══ Listed entries

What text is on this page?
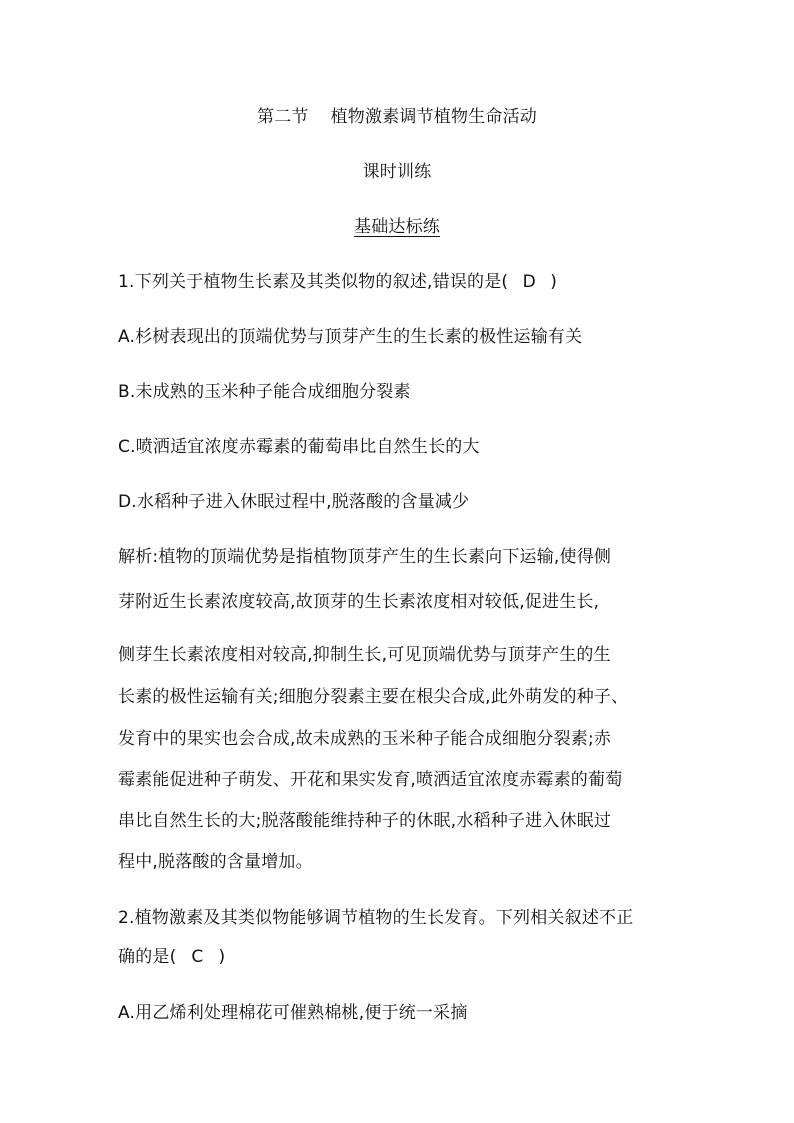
第二节 植物激素调节植物生命活动
课时训练
基础达标练
1.下列关于植物生长素及其类似物的叙述,错误的是( D )
A.杉树表现出的顶端优势与顶芽产生的生长素的极性运输有关
B.未成熟的玉米种子能合成细胞分裂素
C.喷洒适宜浓度赤霉素的葡萄串比自然生长的大
D.水稻种子进入休眠过程中,脱落酸的含量减少
解析:植物的顶端优势是指植物顶芽产生的生长素向下运输,使得侧
芽附近生长素浓度较高,故顶芽的生长素浓度相对较低,促进生长,
侧芽生长素浓度相对较高,抑制生长,可见顶端优势与顶芽产生的生
长素的极性运输有关;细胞分裂素主要在根尖合成,此外萌发的种子、
发育中的果实也会合成,故未成熟的玉米种子能合成细胞分裂素;赤
霉素能促进种子萌发、开花和果实发育,喷洒适宜浓度赤霉素的葡萄
串比自然生长的大;脱落酸能维持种子的休眠,水稻种子进入休眠过
程中,脱落酸的含量增加。
2.植物激素及其类似物能够调节植物的生长发育。下列相关叙述不正
确的是( C )
A.用乙烯利处理棉花可催熟棉桃,便于统一采摘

════

## Problem description
Transcribe the records above verbatim. Do not carry over any picture.

## Exercise answer
What text is on this page?
第二节 植物激素调节植物生命活动
课时训练
基础达标练
1.下列关于植物生长素及其类似物的叙述,错误的是( D )
A.杉树表现出的顶端优势与顶芽产生的生长素的极性运输有关
B.未成熟的玉米种子能合成细胞分裂素
C.喷洒适宜浓度赤霉素的葡萄串比自然生长的大
D.水稻种子进入休眠过程中,脱落酸的含量减少
解析:植物的顶端优势是指植物顶芽产生的生长素向下运输,使得侧
芽附近生长素浓度较高,故顶芽的生长素浓度相对较低,促进生长,
侧芽生长素浓度相对较高,抑制生长,可见顶端优势与顶芽产生的生
长素的极性运输有关;细胞分裂素主要在根尖合成,此外萌发的种子、
发育中的果实也会合成,故未成熟的玉米种子能合成细胞分裂素;赤
霉素能促进种子萌发、开花和果实发育,喷洒适宜浓度赤霉素的葡萄
串比自然生长的大;脱落酸能维持种子的休眠,水稻种子进入休眠过
程中,脱落酸的含量增加。
2.植物激素及其类似物能够调节植物的生长发育。下列相关叙述不正
确的是( C )
A.用乙烯利处理棉花可催熟棉桃,便于统一采摘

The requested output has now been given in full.